▸ Task description
Gather up the lines with the word "terbitan" in them.

▸ Dataset
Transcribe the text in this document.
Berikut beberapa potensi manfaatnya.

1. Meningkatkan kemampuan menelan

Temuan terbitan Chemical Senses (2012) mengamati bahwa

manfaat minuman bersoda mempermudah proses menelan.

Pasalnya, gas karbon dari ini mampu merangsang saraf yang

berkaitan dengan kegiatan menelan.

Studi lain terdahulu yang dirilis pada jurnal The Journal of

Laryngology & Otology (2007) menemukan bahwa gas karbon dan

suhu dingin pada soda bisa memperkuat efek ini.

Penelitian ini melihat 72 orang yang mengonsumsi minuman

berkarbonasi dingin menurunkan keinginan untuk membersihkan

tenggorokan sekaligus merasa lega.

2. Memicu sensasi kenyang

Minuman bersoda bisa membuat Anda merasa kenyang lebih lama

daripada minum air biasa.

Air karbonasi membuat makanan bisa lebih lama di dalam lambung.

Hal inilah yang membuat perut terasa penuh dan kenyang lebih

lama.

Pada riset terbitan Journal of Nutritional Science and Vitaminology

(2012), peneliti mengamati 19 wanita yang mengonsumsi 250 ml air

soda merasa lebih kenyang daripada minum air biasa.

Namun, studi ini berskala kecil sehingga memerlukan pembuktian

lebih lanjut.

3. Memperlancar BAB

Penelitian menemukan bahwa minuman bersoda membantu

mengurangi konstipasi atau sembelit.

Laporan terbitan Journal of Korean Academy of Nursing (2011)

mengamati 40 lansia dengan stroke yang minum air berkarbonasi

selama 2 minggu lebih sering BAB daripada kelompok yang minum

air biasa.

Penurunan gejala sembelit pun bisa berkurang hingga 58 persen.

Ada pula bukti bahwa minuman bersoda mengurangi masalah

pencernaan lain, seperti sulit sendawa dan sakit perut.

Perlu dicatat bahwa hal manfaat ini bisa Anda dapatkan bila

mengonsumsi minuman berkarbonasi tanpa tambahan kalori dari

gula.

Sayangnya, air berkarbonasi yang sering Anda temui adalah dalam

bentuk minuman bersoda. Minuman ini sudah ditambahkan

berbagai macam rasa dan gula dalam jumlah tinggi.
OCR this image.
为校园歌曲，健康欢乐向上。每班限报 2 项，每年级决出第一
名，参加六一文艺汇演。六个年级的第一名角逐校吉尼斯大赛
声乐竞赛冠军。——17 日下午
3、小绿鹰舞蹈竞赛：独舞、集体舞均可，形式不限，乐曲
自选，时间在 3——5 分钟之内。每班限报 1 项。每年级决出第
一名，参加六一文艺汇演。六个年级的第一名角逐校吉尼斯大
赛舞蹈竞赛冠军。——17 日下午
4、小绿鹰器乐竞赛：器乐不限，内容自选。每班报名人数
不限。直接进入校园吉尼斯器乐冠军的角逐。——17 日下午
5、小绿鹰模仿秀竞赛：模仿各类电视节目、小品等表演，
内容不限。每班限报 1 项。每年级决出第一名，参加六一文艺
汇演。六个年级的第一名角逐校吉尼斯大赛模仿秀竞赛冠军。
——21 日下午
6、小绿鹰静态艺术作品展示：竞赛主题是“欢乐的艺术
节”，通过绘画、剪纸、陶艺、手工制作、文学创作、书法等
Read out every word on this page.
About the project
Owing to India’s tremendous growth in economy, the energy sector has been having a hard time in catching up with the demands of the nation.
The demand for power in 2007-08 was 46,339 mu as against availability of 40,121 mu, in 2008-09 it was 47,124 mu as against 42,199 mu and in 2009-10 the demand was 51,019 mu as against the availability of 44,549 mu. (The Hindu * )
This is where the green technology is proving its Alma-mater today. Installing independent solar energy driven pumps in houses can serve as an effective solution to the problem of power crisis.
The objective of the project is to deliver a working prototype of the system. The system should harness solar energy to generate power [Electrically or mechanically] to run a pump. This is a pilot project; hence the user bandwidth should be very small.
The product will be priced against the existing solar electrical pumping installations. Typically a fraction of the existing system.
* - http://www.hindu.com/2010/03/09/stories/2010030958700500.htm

▸ Complete output
Temuan terbitan Chemical Senses (2012) mengamati bahwa
Pada riset terbitan Journal of Nutritional Science and Vitaminology
Laporan terbitan Journal of Korean Academy of Nursing (2011)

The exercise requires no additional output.